Data entries:
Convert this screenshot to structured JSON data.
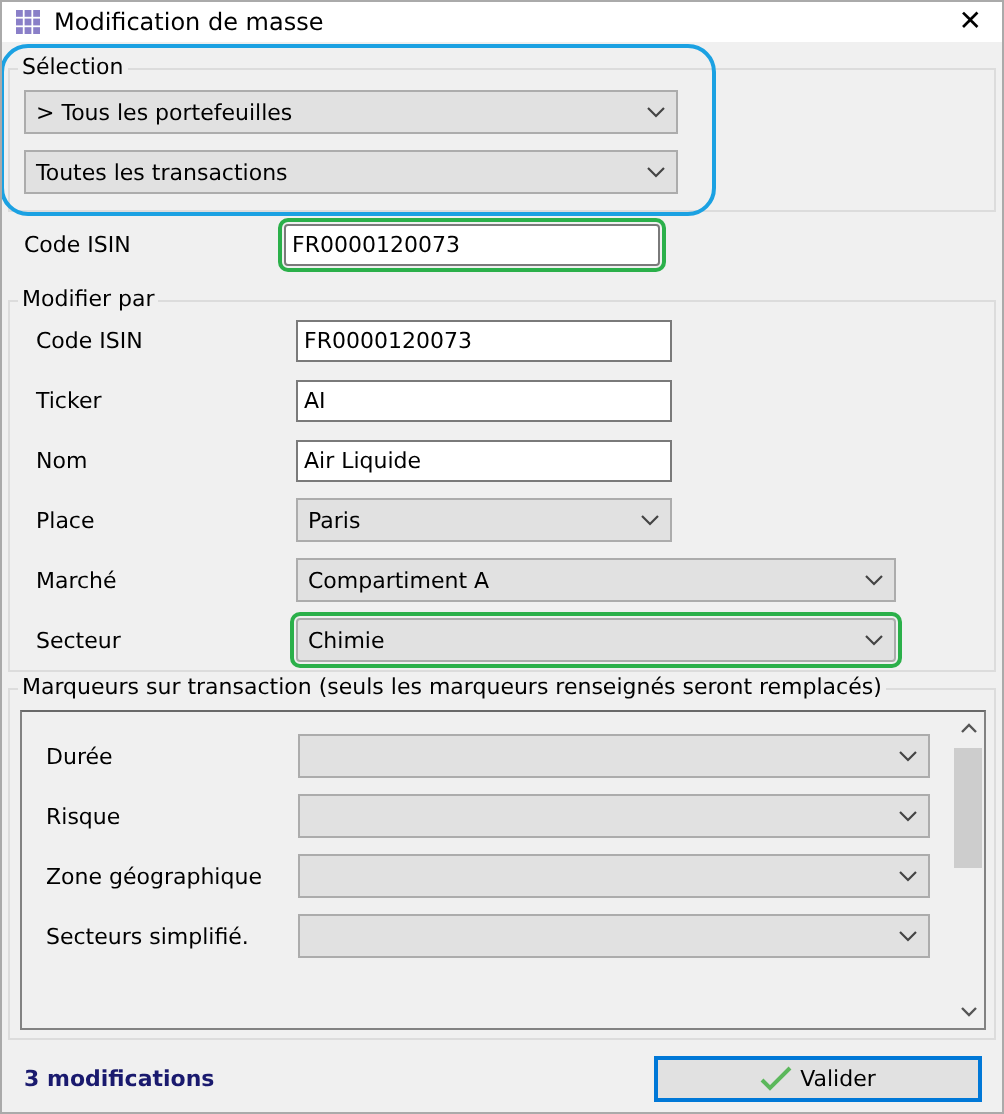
{
  "window": {
    "title": "Modification de masse",
    "close": "✕"
  },
  "selection": {
    "legend": "Sélection",
    "highlight": true,
    "dropdowns": [
      {
        "value": "> Tous les portefeuilles"
      },
      {
        "value": "Toutes les transactions"
      }
    ]
  },
  "filter": {
    "label": "Code ISIN",
    "value": "FR0000120073",
    "highlight": true
  },
  "modifier": {
    "legend": "Modifier par",
    "fields": [
      {
        "label": "Code ISIN",
        "kind": "text",
        "value": "FR0000120073",
        "highlight": false,
        "wide": false
      },
      {
        "label": "Ticker",
        "kind": "text",
        "value": "AI",
        "highlight": false,
        "wide": false
      },
      {
        "label": "Nom",
        "kind": "text",
        "value": "Air Liquide",
        "highlight": false,
        "wide": false
      },
      {
        "label": "Place",
        "kind": "select",
        "value": "Paris",
        "highlight": false,
        "wide": false
      },
      {
        "label": "Marché",
        "kind": "select",
        "value": "Compartiment A",
        "highlight": false,
        "wide": true
      },
      {
        "label": "Secteur",
        "kind": "select",
        "value": "Chimie",
        "highlight": true,
        "wide": true
      }
    ]
  },
  "markers": {
    "legend": "Marqueurs sur transaction (seuls les marqueurs renseignés seront remplacés)",
    "fields": [
      {
        "label": "Durée"
      },
      {
        "label": "Risque"
      },
      {
        "label": "Zone géographique"
      },
      {
        "label": "Secteurs simplifié."
      }
    ]
  },
  "footer": {
    "status": "3 modifications",
    "button": "Valider"
  }
}
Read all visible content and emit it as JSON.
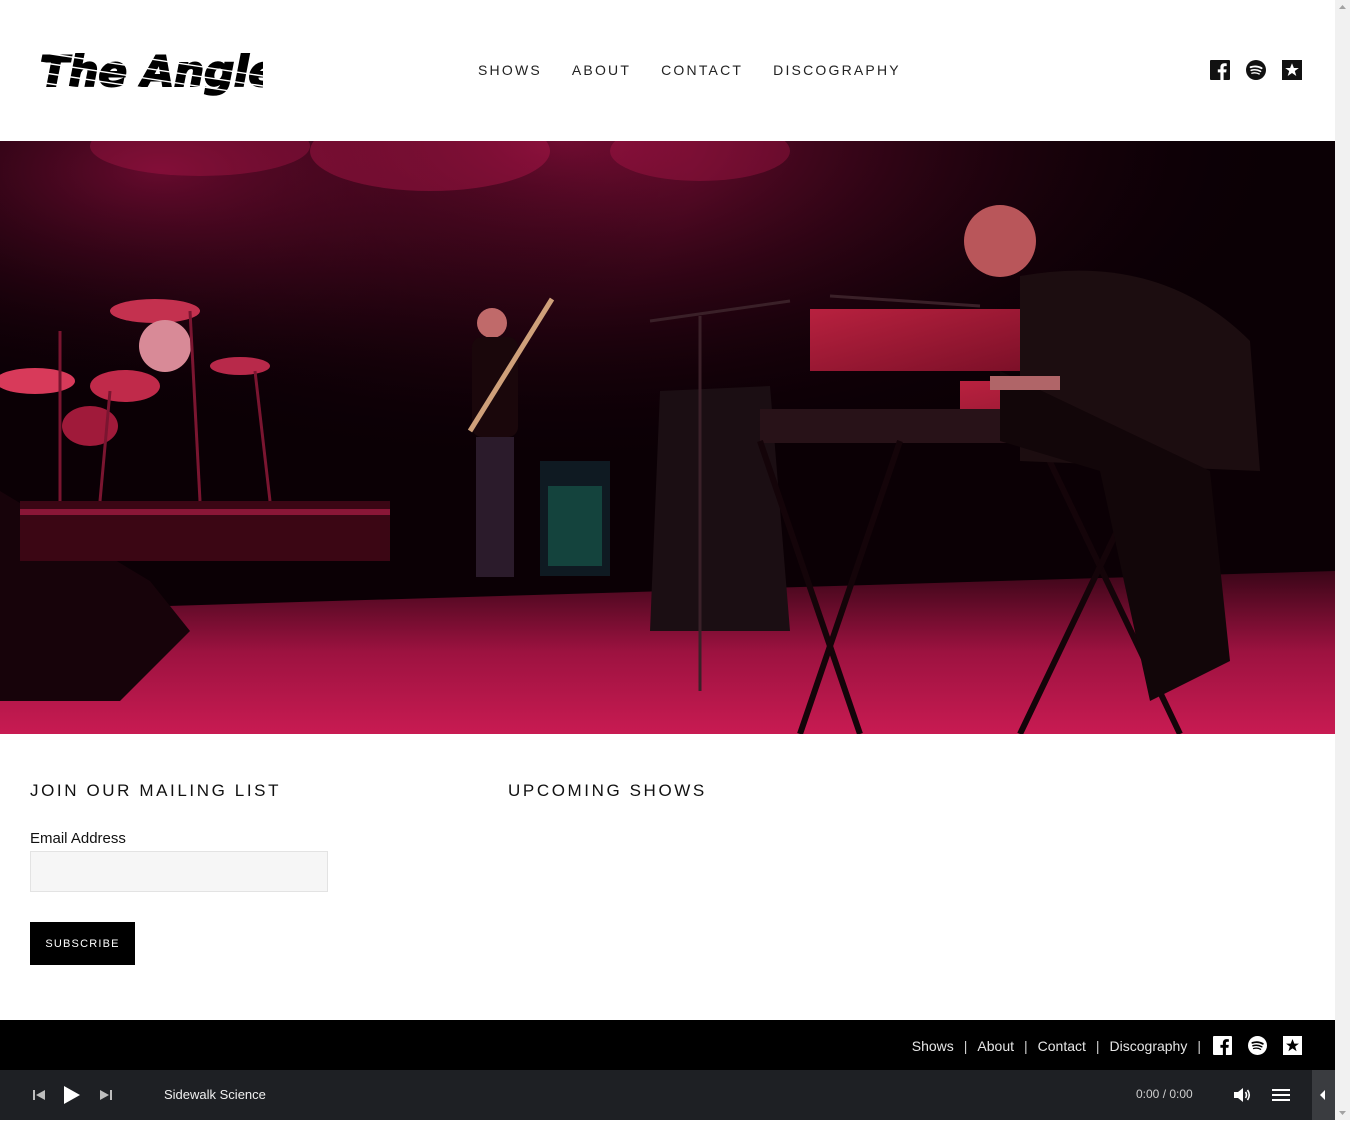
{
  "brand": {
    "logo_text": "The Angle"
  },
  "nav": {
    "items": [
      {
        "label": "SHOWS"
      },
      {
        "label": "ABOUT"
      },
      {
        "label": "CONTACT"
      },
      {
        "label": "DISCOGRAPHY"
      }
    ]
  },
  "social_icons": [
    "facebook-icon",
    "spotify-icon",
    "reverbnation-star-icon"
  ],
  "mailing": {
    "title": "JOIN OUR MAILING LIST",
    "email_label": "Email Address",
    "email_value": "",
    "button_label": "SUBSCRIBE"
  },
  "shows": {
    "title": "UPCOMING SHOWS"
  },
  "footer": {
    "links": [
      {
        "label": "Shows"
      },
      {
        "label": "About"
      },
      {
        "label": "Contact"
      },
      {
        "label": "Discography"
      }
    ],
    "separator": "|"
  },
  "player": {
    "track_title": "Sidewalk Science",
    "time": "0:00 / 0:00",
    "progress": 0
  },
  "colors": {
    "header_bg": "#ffffff",
    "footer_bg": "#000000",
    "player_bg": "#1e2024",
    "button_bg": "#000000",
    "hero_tint": "#c0124a"
  }
}
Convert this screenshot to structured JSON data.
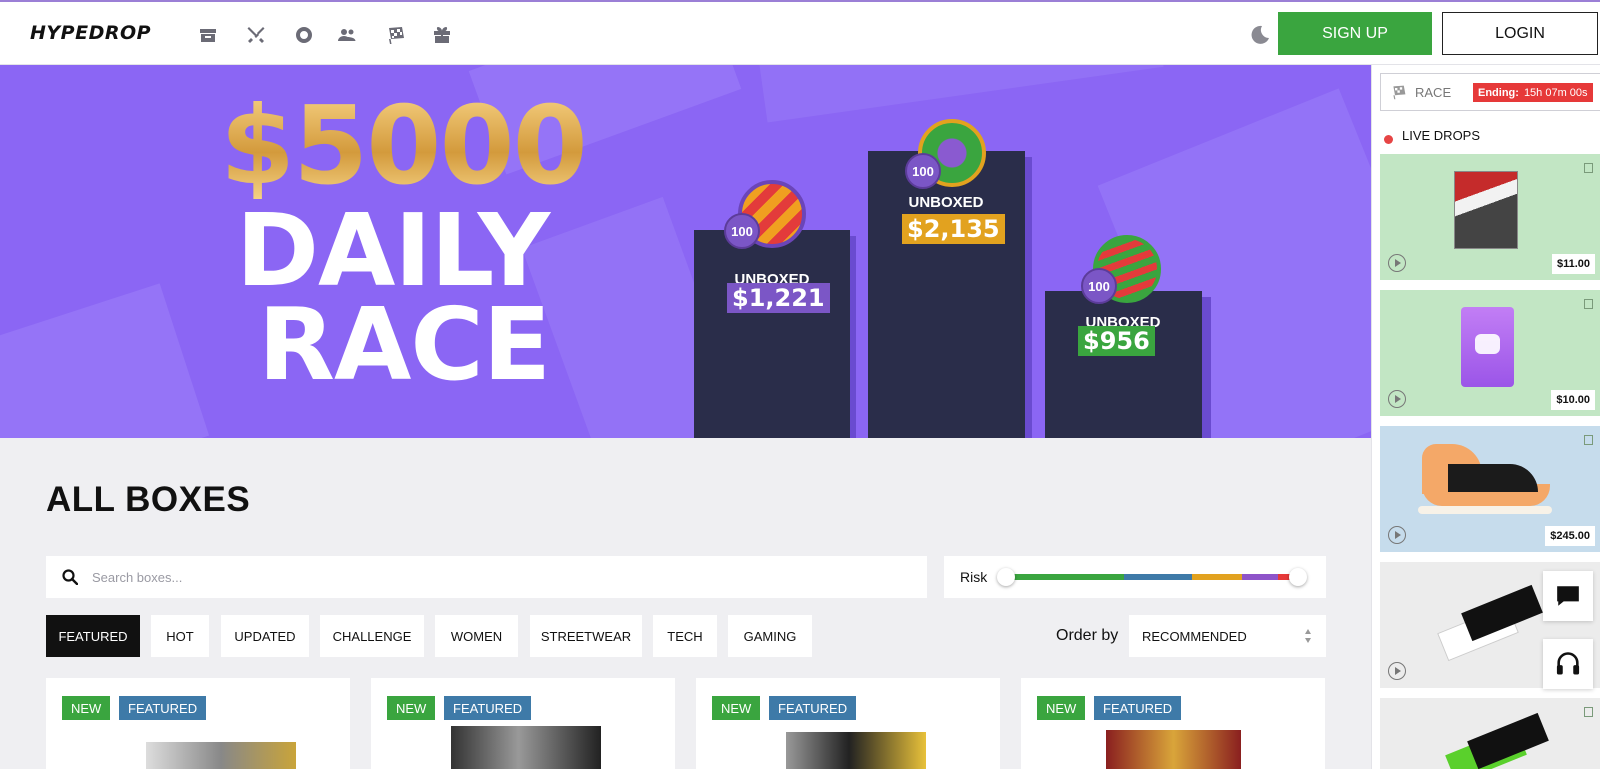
{
  "header": {
    "logo": "HYPEDROP",
    "nav": [
      "boxes-icon",
      "battles-icon",
      "deals-icon",
      "affiliates-icon",
      "race-flag-icon",
      "rewards-gift-icon"
    ],
    "signup_label": "SIGN UP",
    "login_label": "LOGIN"
  },
  "banner": {
    "amount": "$5000",
    "line1": "DAILY",
    "line2": "RACE",
    "podiums": [
      {
        "rank_badge": "100",
        "label": "UNBOXED",
        "value": "$1,221",
        "value_color": "#7b56c6"
      },
      {
        "rank_badge": "100",
        "label": "UNBOXED",
        "value": "$2,135",
        "value_color": "#e2a21f"
      },
      {
        "rank_badge": "100",
        "label": "UNBOXED",
        "value": "$956",
        "value_color": "#3aa53f"
      }
    ]
  },
  "sidebar": {
    "race_label": "RACE",
    "ending_label": "Ending:",
    "ending_time": "15h 07m 00s",
    "live_label": "LIVE DROPS",
    "drops": [
      {
        "price": "$11.00",
        "bg": "#c2e6c4",
        "item": "video-game-cover"
      },
      {
        "price": "$10.00",
        "bg": "#c2e6c4",
        "item": "discord-nitro-card"
      },
      {
        "price": "$245.00",
        "bg": "#c6dcec",
        "item": "sneaker"
      },
      {
        "price": "",
        "bg": "#ececec",
        "item": "hd-tickets"
      },
      {
        "price": "",
        "bg": "#ececec",
        "item": "hd-tickets-green"
      }
    ]
  },
  "main": {
    "title": "ALL BOXES",
    "search_placeholder": "Search boxes...",
    "risk_label": "Risk",
    "tabs": [
      "FEATURED",
      "HOT",
      "UPDATED",
      "CHALLENGE",
      "WOMEN",
      "STREETWEAR",
      "TECH",
      "GAMING"
    ],
    "active_tab": "FEATURED",
    "order_label": "Order by",
    "order_value": "RECOMMENDED",
    "cards": [
      {
        "tag_new": "NEW",
        "tag_featured": "FEATURED"
      },
      {
        "tag_new": "NEW",
        "tag_featured": "FEATURED"
      },
      {
        "tag_new": "NEW",
        "tag_featured": "FEATURED"
      },
      {
        "tag_new": "NEW",
        "tag_featured": "FEATURED"
      }
    ]
  },
  "colors": {
    "accent_green": "#3aa53f",
    "banner_purple": "#8b66f4",
    "podium_navy": "#2a2d4a",
    "ending_red": "#e63939",
    "featured_blue": "#3e7aa8",
    "risk_segments": [
      "#3aa53f",
      "#3e7aa8",
      "#e2a21f",
      "#8e54c9",
      "#e63939"
    ]
  }
}
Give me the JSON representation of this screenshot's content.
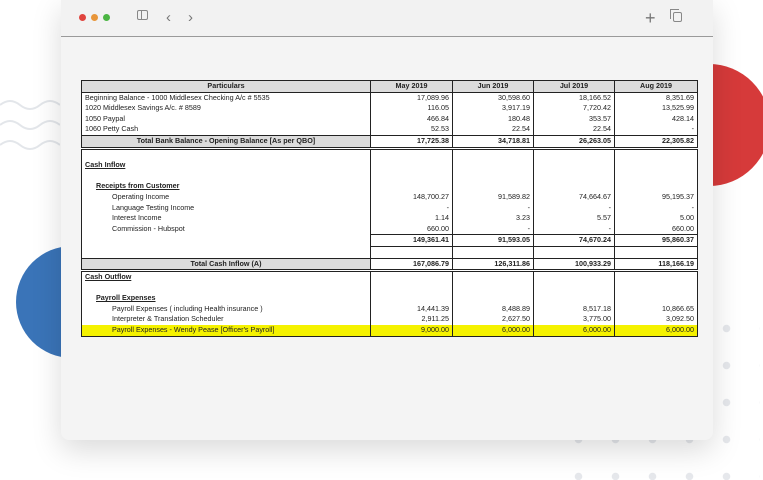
{
  "columns": [
    "Particulars",
    "May 2019",
    "Jun 2019",
    "Jul 2019",
    "Aug 2019"
  ],
  "rows": [
    {
      "type": "row",
      "label": "Beginning Balance - 1000 Middlesex Checking A/c # 5535",
      "values": [
        "17,089.96",
        "30,598.60",
        "18,166.52",
        "8,351.69"
      ]
    },
    {
      "type": "row",
      "label": "1020 Middlesex Savings A/c. # 8589",
      "values": [
        "116.05",
        "3,917.19",
        "7,720.42",
        "13,525.99"
      ]
    },
    {
      "type": "row",
      "label": "1050 Paypal",
      "values": [
        "466.84",
        "180.48",
        "353.57",
        "428.14"
      ]
    },
    {
      "type": "row",
      "label": "1060 Petty Cash",
      "values": [
        "52.53",
        "22.54",
        "22.54",
        "-"
      ]
    },
    {
      "type": "total",
      "label": "Total Bank Balance - Opening Balance [As per QBO]",
      "values": [
        "17,725.38",
        "34,718.81",
        "26,263.05",
        "22,305.82"
      ]
    },
    {
      "type": "blank"
    },
    {
      "type": "section",
      "label": "Cash Inflow"
    },
    {
      "type": "blank"
    },
    {
      "type": "subsection",
      "label": "Receipts from Customer"
    },
    {
      "type": "item",
      "label": "Operating Income",
      "values": [
        "148,700.27",
        "91,589.82",
        "74,664.67",
        "95,195.37"
      ]
    },
    {
      "type": "item",
      "label": "Language Testing Income",
      "values": [
        "-",
        "-",
        "-",
        "-"
      ]
    },
    {
      "type": "item",
      "label": "Interest Income",
      "values": [
        "1.14",
        "3.23",
        "5.57",
        "5.00"
      ]
    },
    {
      "type": "item",
      "label": "Commission - Hubspot",
      "values": [
        "660.00",
        "-",
        "-",
        "660.00"
      ]
    },
    {
      "type": "sub",
      "label": "",
      "values": [
        "149,361.41",
        "91,593.05",
        "74,670.24",
        "95,860.37"
      ]
    },
    {
      "type": "blank"
    },
    {
      "type": "total",
      "label": "Total Cash Inflow (A)",
      "values": [
        "167,086.79",
        "126,311.86",
        "100,933.29",
        "118,166.19"
      ]
    },
    {
      "type": "section",
      "label": "Cash Outflow"
    },
    {
      "type": "blank"
    },
    {
      "type": "subsection",
      "label": "Payroll Expenses"
    },
    {
      "type": "item",
      "label": "Payroll Expenses ( including Health insurance )",
      "values": [
        "14,441.39",
        "8,488.89",
        "8,517.18",
        "10,866.65"
      ]
    },
    {
      "type": "item",
      "label": "Interpreter & Translation Scheduler",
      "values": [
        "2,911.25",
        "2,627.50",
        "3,775.00",
        "3,092.50"
      ]
    },
    {
      "type": "highlight",
      "label": "Payroll Expenses - Wendy Pease [Officer's Payroll]",
      "values": [
        "9,000.00",
        "6,000.00",
        "6,000.00",
        "6,000.00"
      ]
    }
  ],
  "icons": [
    "sidebar-icon",
    "back-icon",
    "forward-icon",
    "new-tab-icon",
    "tabs-icon"
  ],
  "colors": {
    "highlight": "#f5f200",
    "red": "#d63a3a",
    "blue": "#3a74b8"
  }
}
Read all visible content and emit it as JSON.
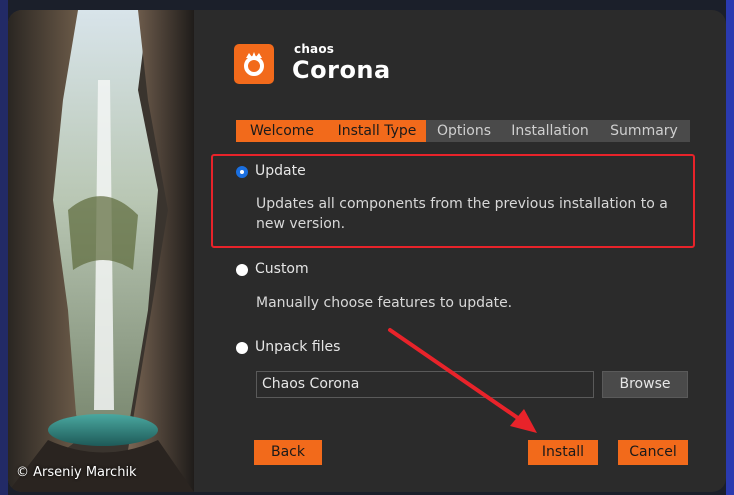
{
  "app": {
    "brand_small": "chaos",
    "brand_big": "Corona",
    "photo_credit": "© Arseniy Marchik"
  },
  "tabs": [
    {
      "label": "Welcome",
      "active": true
    },
    {
      "label": "Install Type",
      "active": true
    },
    {
      "label": "Options",
      "active": false
    },
    {
      "label": "Installation",
      "active": false
    },
    {
      "label": "Summary",
      "active": false
    }
  ],
  "options": {
    "update": {
      "label": "Update",
      "selected": true,
      "description": "Updates all components from the previous installation to a new version."
    },
    "custom": {
      "label": "Custom",
      "selected": false,
      "description": "Manually choose features to update."
    },
    "unpack": {
      "label": "Unpack files",
      "selected": false
    }
  },
  "unpack_path": {
    "value": "Chaos Corona"
  },
  "buttons": {
    "browse": "Browse",
    "back": "Back",
    "install": "Install",
    "cancel": "Cancel"
  },
  "colors": {
    "accent": "#f26a1b",
    "annotation": "#e8232a",
    "background": "#2b2b2b"
  }
}
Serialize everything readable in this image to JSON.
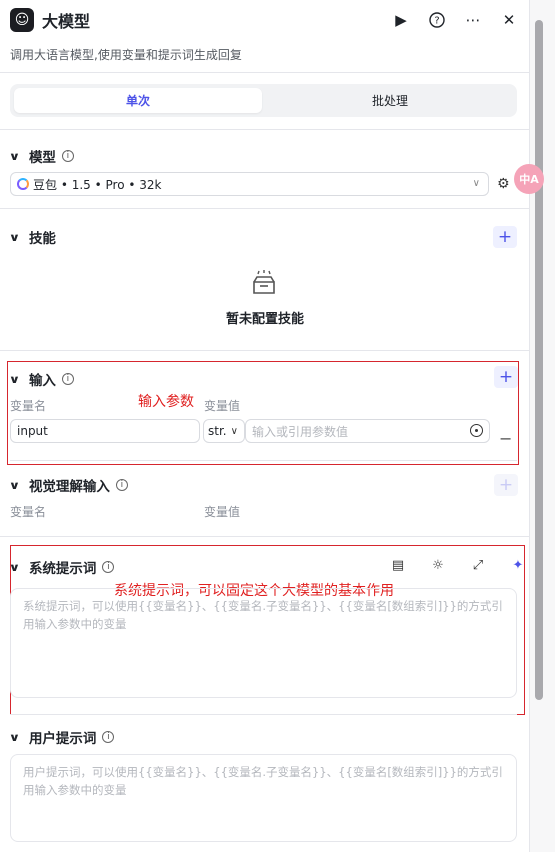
{
  "header": {
    "title": "大模型",
    "description": "调用大语言模型,使用变量和提示词生成回复"
  },
  "tabs": [
    {
      "label": "单次"
    },
    {
      "label": "批处理"
    }
  ],
  "model": {
    "section_title": "模型",
    "selected": "豆包 • 1.5 • Pro • 32k"
  },
  "skills": {
    "section_title": "技能",
    "empty_text": "暂未配置技能"
  },
  "input": {
    "section_title": "输入",
    "annotation": "输入参数",
    "col_name": "变量名",
    "col_value": "变量值",
    "row": {
      "name": "input",
      "type": "str.",
      "value_placeholder": "输入或引用参数值"
    }
  },
  "vision": {
    "section_title": "视觉理解输入",
    "col_name": "变量名",
    "col_value": "变量值"
  },
  "system_prompt": {
    "section_title": "系统提示词",
    "annotation": "系统提示词，可以固定这个大模型的基本作用",
    "placeholder": "系统提示词，可以使用{{变量名}}、{{变量名.子变量名}}、{{变量名[数组索引]}}的方式引用输入参数中的变量"
  },
  "user_prompt": {
    "section_title": "用户提示词",
    "placeholder": "用户提示词，可以使用{{变量名}}、{{变量名.子变量名}}、{{变量名[数组索引]}}的方式引用输入参数中的变量"
  },
  "floating": {
    "translate_label": "中A"
  },
  "colors": {
    "accent": "#4d53e8",
    "annotation_red": "#e02020"
  }
}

## PROBLEM TO SOLVE
Search the data above for the word "用户提示词", then gather each line in which it appears.

## IN RESPONSE
    "section_title": "用户提示词",
    "placeholder": "用户提示词，可以使用{{变量名}}、{{变量名.子变量名}}、{{变量名[数组索引]}}的方式引用输入参数中的变量"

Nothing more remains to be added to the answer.